◆ **Problem details**: Work out how many lines in the listing below include the word "ObjectName". Give nothing but the number.

### Given data ###

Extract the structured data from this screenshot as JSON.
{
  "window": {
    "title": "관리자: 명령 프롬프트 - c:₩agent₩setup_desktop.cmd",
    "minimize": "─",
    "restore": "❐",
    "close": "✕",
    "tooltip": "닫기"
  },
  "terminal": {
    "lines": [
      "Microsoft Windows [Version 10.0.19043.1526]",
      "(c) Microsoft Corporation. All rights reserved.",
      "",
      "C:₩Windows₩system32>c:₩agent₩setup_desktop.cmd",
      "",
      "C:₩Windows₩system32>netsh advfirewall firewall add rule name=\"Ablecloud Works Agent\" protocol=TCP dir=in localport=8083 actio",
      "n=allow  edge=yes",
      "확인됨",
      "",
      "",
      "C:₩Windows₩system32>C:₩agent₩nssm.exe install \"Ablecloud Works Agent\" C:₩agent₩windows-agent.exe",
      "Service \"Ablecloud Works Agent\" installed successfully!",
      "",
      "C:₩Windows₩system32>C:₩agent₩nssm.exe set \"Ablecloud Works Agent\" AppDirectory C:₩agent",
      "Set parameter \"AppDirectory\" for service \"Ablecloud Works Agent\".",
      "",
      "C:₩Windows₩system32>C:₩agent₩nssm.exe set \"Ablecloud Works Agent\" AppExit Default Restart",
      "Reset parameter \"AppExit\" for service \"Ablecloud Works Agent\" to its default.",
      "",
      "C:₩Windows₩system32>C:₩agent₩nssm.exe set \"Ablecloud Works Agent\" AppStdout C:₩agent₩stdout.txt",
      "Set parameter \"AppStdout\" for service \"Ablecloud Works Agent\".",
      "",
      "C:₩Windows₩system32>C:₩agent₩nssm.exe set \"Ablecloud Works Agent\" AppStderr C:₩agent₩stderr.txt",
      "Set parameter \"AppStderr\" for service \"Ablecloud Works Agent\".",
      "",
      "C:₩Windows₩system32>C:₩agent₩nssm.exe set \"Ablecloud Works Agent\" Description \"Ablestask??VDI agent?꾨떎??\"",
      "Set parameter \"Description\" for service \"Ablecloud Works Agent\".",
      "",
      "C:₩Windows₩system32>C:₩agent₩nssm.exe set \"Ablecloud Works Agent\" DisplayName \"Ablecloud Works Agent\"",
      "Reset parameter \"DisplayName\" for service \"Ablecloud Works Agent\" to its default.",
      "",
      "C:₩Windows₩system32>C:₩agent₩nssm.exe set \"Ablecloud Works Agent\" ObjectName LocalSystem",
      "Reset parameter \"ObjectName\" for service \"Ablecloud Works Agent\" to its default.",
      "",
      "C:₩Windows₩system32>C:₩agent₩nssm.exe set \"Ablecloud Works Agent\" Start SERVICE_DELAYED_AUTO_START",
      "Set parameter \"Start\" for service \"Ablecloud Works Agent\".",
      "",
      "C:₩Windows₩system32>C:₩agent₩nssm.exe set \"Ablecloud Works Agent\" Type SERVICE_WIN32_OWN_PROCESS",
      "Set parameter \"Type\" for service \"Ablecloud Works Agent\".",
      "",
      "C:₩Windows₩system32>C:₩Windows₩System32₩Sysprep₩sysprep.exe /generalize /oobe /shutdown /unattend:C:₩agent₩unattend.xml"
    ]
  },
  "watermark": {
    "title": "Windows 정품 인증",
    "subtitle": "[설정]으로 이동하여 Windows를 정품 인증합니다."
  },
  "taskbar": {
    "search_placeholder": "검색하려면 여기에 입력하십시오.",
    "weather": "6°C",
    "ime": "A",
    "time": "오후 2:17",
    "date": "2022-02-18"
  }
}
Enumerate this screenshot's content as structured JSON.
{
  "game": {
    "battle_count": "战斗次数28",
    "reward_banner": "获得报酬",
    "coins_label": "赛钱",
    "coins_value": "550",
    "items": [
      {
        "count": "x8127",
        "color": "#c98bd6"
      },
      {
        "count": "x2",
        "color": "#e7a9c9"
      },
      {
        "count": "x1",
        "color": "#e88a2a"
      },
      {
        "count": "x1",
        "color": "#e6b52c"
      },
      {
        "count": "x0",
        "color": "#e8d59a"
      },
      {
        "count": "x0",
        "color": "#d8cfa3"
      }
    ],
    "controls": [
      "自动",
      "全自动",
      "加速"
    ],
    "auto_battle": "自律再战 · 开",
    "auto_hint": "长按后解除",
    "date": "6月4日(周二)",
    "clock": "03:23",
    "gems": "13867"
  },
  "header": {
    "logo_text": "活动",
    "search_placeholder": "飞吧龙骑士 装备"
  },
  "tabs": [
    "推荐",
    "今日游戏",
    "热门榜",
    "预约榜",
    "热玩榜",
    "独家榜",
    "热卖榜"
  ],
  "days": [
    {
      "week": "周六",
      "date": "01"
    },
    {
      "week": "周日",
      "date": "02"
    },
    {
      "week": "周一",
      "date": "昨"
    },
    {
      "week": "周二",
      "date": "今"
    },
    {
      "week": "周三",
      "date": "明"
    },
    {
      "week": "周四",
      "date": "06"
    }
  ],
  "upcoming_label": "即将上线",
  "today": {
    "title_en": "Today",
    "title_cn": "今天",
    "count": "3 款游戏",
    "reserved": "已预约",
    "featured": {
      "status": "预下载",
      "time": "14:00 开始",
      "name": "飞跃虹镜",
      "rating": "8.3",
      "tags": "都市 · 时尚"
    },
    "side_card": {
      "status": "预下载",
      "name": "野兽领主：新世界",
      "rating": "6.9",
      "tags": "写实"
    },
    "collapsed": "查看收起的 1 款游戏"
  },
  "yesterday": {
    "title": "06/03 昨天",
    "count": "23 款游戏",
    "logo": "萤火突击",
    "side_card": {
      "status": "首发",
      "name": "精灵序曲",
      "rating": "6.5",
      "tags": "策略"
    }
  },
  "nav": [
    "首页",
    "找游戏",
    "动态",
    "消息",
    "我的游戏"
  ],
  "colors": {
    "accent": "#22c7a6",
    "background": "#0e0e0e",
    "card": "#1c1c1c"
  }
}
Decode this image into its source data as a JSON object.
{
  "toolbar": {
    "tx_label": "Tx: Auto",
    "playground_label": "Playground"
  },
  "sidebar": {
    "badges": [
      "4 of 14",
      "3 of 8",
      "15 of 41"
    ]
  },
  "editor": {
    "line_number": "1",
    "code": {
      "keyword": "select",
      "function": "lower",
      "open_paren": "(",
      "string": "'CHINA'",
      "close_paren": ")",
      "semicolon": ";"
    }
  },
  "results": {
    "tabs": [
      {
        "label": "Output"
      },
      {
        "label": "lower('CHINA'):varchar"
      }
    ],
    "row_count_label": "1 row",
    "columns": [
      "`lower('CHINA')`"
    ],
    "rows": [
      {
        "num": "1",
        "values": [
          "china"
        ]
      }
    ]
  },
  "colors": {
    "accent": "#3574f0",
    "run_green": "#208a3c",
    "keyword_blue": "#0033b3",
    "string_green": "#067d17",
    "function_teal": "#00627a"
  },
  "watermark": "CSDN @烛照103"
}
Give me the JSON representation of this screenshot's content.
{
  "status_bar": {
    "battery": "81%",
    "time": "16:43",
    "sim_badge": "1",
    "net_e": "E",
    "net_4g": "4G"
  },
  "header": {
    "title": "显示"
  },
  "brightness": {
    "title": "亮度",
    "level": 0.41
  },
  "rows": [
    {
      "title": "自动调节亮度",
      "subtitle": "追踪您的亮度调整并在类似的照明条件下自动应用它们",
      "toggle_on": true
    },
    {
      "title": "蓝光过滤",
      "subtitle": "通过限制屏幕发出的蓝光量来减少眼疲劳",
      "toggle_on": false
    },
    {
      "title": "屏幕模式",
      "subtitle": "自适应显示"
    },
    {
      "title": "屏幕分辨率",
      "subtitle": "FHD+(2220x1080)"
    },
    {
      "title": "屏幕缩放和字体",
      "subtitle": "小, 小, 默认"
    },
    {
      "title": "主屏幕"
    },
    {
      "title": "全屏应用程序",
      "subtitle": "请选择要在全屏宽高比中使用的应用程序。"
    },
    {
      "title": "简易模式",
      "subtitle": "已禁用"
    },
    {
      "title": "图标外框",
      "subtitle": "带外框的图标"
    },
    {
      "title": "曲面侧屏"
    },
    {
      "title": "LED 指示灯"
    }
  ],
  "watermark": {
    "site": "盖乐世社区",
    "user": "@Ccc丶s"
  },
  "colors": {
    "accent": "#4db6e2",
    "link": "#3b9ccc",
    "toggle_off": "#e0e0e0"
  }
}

###

◆ **Solved problem**: 2